(Bounding box entries)
──────

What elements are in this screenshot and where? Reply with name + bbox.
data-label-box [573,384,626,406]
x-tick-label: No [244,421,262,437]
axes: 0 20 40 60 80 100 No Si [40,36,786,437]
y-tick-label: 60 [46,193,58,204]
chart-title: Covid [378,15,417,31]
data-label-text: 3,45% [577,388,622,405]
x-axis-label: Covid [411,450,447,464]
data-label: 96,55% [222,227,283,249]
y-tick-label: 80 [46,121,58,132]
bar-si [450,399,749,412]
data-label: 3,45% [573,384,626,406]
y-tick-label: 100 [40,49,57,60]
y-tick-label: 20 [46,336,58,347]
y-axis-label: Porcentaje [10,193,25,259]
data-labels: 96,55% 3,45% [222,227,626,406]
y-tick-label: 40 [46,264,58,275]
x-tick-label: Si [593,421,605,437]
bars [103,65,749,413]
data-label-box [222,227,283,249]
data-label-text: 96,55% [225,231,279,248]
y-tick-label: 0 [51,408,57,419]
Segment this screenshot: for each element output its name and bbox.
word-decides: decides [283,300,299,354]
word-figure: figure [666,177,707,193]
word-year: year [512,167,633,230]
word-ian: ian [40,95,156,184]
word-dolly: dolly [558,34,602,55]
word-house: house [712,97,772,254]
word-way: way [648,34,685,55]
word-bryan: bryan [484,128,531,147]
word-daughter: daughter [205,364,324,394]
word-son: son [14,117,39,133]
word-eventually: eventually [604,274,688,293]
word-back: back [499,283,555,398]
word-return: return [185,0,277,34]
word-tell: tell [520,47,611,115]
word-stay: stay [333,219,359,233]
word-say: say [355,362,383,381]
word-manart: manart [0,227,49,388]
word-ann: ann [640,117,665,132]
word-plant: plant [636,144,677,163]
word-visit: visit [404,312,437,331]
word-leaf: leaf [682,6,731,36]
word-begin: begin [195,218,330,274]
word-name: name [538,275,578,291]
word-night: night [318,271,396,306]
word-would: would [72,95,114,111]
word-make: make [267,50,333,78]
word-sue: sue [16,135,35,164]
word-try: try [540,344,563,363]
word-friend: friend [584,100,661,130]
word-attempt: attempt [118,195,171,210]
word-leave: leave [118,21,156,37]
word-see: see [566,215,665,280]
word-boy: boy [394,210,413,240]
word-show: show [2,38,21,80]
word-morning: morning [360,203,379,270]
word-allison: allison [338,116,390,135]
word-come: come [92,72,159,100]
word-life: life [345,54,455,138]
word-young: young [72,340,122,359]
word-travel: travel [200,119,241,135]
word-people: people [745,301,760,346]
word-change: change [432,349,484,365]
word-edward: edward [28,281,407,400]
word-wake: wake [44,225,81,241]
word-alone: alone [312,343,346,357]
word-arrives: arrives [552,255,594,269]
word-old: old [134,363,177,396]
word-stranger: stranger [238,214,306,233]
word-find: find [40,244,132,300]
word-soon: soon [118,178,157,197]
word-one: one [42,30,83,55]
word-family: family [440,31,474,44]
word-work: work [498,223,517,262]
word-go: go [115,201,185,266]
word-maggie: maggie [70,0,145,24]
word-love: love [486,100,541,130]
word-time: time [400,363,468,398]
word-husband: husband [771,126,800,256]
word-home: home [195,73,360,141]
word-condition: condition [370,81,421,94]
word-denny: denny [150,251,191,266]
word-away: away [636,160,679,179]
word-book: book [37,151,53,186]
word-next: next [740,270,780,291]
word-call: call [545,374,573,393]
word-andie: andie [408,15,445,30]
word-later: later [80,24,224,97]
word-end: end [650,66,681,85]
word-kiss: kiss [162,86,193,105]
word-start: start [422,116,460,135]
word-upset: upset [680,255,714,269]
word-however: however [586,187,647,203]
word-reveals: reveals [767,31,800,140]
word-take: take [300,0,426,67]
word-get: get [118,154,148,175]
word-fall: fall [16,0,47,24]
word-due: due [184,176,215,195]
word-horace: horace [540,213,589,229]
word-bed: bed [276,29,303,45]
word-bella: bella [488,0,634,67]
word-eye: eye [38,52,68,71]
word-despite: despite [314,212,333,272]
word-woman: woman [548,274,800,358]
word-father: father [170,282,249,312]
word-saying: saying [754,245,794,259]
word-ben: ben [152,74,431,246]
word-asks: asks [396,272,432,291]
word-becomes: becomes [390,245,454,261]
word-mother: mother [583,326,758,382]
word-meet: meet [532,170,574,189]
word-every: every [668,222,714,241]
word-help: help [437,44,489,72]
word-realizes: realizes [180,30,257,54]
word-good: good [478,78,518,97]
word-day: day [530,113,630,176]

──────

= Brief =
Starting with the first line of the items, copy each line word for word up to and including the line that contains "word-decides: decides [283,300,299,354]".

= Written answer =
What elements are in this screenshot and where? Reply with name + bbox.
data-label-box [573,384,626,406]
x-tick-label: No [244,421,262,437]
axes: 0 20 40 60 80 100 No Si [40,36,786,437]
y-tick-label: 60 [46,193,58,204]
chart-title: Covid [378,15,417,31]
data-label-text: 3,45% [577,388,622,405]
x-axis-label: Covid [411,450,447,464]
data-label: 96,55% [222,227,283,249]
y-tick-label: 80 [46,121,58,132]
bar-si [450,399,749,412]
data-label: 3,45% [573,384,626,406]
y-tick-label: 100 [40,49,57,60]
y-tick-label: 20 [46,336,58,347]
y-axis-label: Porcentaje [10,193,25,259]
data-labels: 96,55% 3,45% [222,227,626,406]
y-tick-label: 40 [46,264,58,275]
x-tick-label: Si [593,421,605,437]
bars [103,65,749,413]
data-label-box [222,227,283,249]
data-label-text: 96,55% [225,231,279,248]
y-tick-label: 0 [51,408,57,419]
Segment this screenshot: for each element output its name and bbox.
word-decides: decides [283,300,299,354]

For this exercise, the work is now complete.